Aim: Examine the records and identify each line that includes the string "horizontal". Copy those lines.
▬▬▬▬▬▬▬▬▬▬
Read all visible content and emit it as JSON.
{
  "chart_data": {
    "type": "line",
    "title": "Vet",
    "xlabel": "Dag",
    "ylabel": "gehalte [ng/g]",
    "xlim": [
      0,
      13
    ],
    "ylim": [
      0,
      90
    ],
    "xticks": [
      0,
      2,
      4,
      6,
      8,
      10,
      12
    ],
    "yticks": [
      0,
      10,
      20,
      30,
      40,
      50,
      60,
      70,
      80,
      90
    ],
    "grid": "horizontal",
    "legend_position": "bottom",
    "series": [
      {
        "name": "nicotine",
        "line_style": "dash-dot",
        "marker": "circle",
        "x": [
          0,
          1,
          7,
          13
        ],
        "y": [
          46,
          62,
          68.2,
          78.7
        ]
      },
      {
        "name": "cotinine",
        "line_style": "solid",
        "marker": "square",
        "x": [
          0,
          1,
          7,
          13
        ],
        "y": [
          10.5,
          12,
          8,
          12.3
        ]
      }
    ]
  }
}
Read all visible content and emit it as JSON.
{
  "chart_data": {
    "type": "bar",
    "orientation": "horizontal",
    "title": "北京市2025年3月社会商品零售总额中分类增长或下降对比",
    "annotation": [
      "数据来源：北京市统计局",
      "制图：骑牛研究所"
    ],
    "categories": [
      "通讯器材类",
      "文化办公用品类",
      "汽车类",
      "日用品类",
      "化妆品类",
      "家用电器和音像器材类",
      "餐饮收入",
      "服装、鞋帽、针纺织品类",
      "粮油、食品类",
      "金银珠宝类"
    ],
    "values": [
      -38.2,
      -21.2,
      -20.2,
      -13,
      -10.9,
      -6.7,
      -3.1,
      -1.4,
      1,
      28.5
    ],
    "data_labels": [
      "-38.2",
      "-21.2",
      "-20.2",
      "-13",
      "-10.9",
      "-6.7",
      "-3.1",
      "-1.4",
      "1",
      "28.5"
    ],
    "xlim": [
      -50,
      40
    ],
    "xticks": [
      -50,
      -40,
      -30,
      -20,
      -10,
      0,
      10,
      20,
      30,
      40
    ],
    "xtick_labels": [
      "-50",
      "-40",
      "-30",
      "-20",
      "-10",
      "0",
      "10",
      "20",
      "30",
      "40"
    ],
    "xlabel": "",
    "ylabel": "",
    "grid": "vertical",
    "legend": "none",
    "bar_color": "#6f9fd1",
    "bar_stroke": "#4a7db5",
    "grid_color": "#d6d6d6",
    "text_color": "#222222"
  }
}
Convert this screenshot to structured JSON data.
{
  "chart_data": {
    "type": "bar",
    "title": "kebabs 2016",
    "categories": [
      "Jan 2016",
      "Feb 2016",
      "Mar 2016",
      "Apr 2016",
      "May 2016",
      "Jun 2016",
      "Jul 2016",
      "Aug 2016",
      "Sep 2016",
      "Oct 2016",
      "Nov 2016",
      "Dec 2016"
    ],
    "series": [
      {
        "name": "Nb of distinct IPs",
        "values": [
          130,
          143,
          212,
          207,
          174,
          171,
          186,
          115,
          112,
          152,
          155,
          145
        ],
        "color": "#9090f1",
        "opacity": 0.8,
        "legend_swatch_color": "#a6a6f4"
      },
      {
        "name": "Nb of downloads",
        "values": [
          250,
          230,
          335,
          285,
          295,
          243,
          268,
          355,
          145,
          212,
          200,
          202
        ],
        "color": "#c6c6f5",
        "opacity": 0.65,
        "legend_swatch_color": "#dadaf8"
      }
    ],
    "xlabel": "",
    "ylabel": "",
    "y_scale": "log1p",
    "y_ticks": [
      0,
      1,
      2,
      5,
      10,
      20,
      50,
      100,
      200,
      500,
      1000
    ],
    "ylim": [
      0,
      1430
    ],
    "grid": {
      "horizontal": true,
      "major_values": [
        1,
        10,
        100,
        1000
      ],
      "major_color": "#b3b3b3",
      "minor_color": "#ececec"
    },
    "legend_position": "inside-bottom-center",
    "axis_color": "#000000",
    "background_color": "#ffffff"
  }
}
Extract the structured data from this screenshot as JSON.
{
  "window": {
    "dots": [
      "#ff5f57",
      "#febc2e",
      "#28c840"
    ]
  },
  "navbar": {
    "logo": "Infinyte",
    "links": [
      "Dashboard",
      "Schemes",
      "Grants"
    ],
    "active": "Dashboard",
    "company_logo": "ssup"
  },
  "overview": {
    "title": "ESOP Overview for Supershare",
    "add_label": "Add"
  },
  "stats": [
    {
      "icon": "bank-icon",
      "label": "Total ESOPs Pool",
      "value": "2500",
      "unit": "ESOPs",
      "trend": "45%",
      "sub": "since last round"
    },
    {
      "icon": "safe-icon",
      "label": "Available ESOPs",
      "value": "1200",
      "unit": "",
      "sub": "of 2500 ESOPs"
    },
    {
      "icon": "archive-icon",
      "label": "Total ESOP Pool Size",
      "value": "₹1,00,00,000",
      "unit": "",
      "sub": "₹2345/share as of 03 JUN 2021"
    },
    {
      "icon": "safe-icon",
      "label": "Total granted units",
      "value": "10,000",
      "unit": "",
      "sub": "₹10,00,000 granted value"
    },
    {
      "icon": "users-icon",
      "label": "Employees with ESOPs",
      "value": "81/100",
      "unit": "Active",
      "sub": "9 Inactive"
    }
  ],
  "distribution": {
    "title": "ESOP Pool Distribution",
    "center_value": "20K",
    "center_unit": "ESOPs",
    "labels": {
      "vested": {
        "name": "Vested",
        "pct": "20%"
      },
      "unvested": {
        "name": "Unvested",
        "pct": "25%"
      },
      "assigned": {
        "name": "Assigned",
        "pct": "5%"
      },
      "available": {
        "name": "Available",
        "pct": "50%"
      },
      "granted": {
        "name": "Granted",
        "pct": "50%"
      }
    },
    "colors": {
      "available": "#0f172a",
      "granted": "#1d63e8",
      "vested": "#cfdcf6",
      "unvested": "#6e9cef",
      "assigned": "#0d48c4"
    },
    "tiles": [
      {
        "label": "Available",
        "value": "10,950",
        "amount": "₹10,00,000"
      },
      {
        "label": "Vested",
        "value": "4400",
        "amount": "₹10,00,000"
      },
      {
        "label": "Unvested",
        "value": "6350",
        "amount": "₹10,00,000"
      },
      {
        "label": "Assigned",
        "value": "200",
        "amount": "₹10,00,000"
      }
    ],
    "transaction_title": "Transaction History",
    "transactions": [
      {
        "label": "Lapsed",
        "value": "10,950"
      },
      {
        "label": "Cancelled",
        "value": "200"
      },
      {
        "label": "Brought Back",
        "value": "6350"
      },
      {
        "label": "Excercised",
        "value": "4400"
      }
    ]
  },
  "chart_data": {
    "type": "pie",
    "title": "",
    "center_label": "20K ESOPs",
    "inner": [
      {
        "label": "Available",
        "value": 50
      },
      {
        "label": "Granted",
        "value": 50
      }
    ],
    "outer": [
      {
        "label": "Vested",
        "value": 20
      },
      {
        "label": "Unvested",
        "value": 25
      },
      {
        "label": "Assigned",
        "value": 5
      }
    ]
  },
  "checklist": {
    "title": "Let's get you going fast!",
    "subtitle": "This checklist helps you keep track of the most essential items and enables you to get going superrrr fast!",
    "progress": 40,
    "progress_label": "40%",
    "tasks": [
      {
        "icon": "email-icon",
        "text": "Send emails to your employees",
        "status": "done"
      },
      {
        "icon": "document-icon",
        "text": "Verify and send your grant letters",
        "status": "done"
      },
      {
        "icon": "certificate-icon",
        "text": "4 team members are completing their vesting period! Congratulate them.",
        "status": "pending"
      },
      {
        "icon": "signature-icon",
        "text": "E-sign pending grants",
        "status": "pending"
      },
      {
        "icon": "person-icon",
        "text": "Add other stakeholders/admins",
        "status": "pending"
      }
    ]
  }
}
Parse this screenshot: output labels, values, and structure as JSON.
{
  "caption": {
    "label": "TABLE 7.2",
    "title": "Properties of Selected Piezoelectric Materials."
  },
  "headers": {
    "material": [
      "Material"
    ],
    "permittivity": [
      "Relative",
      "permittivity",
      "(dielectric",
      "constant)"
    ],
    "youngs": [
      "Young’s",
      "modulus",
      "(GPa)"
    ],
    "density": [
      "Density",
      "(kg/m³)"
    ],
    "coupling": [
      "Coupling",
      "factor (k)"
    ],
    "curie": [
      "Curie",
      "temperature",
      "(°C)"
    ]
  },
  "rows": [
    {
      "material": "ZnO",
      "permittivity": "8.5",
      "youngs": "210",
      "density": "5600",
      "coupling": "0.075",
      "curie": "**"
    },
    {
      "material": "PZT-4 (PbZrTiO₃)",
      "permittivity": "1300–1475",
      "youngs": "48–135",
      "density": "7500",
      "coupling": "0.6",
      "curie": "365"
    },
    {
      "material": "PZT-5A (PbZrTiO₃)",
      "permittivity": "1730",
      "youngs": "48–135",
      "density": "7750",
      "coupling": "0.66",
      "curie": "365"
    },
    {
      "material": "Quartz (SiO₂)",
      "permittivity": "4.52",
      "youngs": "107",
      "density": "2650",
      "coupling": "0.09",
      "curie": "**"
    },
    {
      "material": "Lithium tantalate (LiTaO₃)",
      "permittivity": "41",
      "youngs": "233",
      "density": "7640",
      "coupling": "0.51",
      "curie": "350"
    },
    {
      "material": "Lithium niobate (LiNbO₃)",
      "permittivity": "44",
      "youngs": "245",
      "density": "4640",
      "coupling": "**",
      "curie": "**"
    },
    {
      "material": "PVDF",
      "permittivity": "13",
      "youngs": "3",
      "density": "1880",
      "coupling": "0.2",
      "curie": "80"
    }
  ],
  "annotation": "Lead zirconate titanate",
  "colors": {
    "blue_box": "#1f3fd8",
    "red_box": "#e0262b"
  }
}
▬▬▬▬▬▬▬▬▬▬
Answer:
    "grid": "horizontal",
    "orientation": "horizontal",
      "horizontal": true,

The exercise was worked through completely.